*BRIEF*
Transcribe all the entries word for word, skipping the pictures.

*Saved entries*
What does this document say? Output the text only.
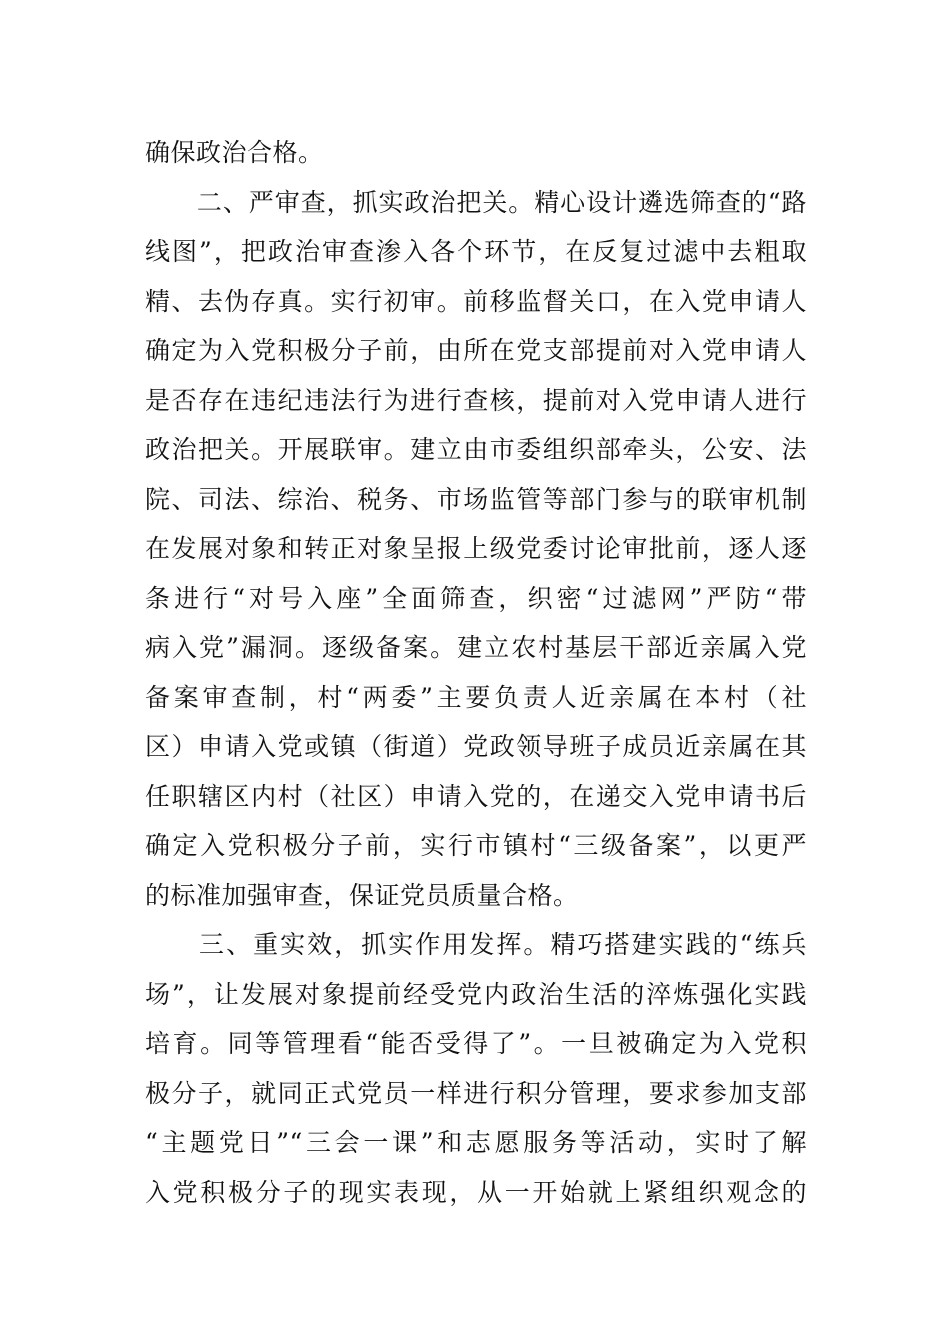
确保政治合格。
　　二、严审查，抓实政治把关。精心设计遴选筛查的“路
线图”，把政治审查渗入各个环节，在反复过滤中去粗取
精、去伪存真。实行初审。前移监督关口，在入党申请人
确定为入党积极分子前，由所在党支部提前对入党申请人
是否存在违纪违法行为进行查核，提前对入党申请人进行
政治把关。开展联审。建立由市委组织部牵头，公安、法
院、司法、综治、税务、市场监管等部门参与的联审机制
在发展对象和转正对象呈报上级党委讨论审批前，逐人逐
条进行“对号入座”全面筛查，织密“过滤网”严防“带
病入党”漏洞。逐级备案。建立农村基层干部近亲属入党
备案审查制，村“两委”主要负责人近亲属在本村（社
区）申请入党或镇（街道）党政领导班子成员近亲属在其
任职辖区内村（社区）申请入党的，在递交入党申请书后
确定入党积极分子前，实行市镇村“三级备案”，以更严
的标准加强审查，保证党员质量合格。
　　三、重实效，抓实作用发挥。精巧搭建实践的“练兵
场”，让发展对象提前经受党内政治生活的淬炼强化实践
培育。同等管理看“能否受得了”。一旦被确定为入党积
极分子，就同正式党员一样进行积分管理，要求参加支部
“主题党日”“三会一课”和志愿服务等活动，实时了解
入党积极分子的现实表现，从一开始就上紧组织观念的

*THE RESPONSE*
What does this document say? Output the text only.
确保政治合格。
　　二、严审查，抓实政治把关。精心设计遴选筛查的“路
线图”，把政治审查渗入各个环节，在反复过滤中去粗取
精、去伪存真。实行初审。前移监督关口，在入党申请人
确定为入党积极分子前，由所在党支部提前对入党申请人
是否存在违纪违法行为进行查核，提前对入党申请人进行
政治把关。开展联审。建立由市委组织部牵头，公安、法
院、司法、综治、税务、市场监管等部门参与的联审机制
在发展对象和转正对象呈报上级党委讨论审批前，逐人逐
条进行“对号入座”全面筛查，织密“过滤网”严防“带
病入党”漏洞。逐级备案。建立农村基层干部近亲属入党
备案审查制，村“两委”主要负责人近亲属在本村（社
区）申请入党或镇（街道）党政领导班子成员近亲属在其
任职辖区内村（社区）申请入党的，在递交入党申请书后
确定入党积极分子前，实行市镇村“三级备案”，以更严
的标准加强审查，保证党员质量合格。
　　三、重实效，抓实作用发挥。精巧搭建实践的“练兵
场”，让发展对象提前经受党内政治生活的淬炼强化实践
培育。同等管理看“能否受得了”。一旦被确定为入党积
极分子，就同正式党员一样进行积分管理，要求参加支部
“主题党日”“三会一课”和志愿服务等活动，实时了解
入党积极分子的现实表现，从一开始就上紧组织观念的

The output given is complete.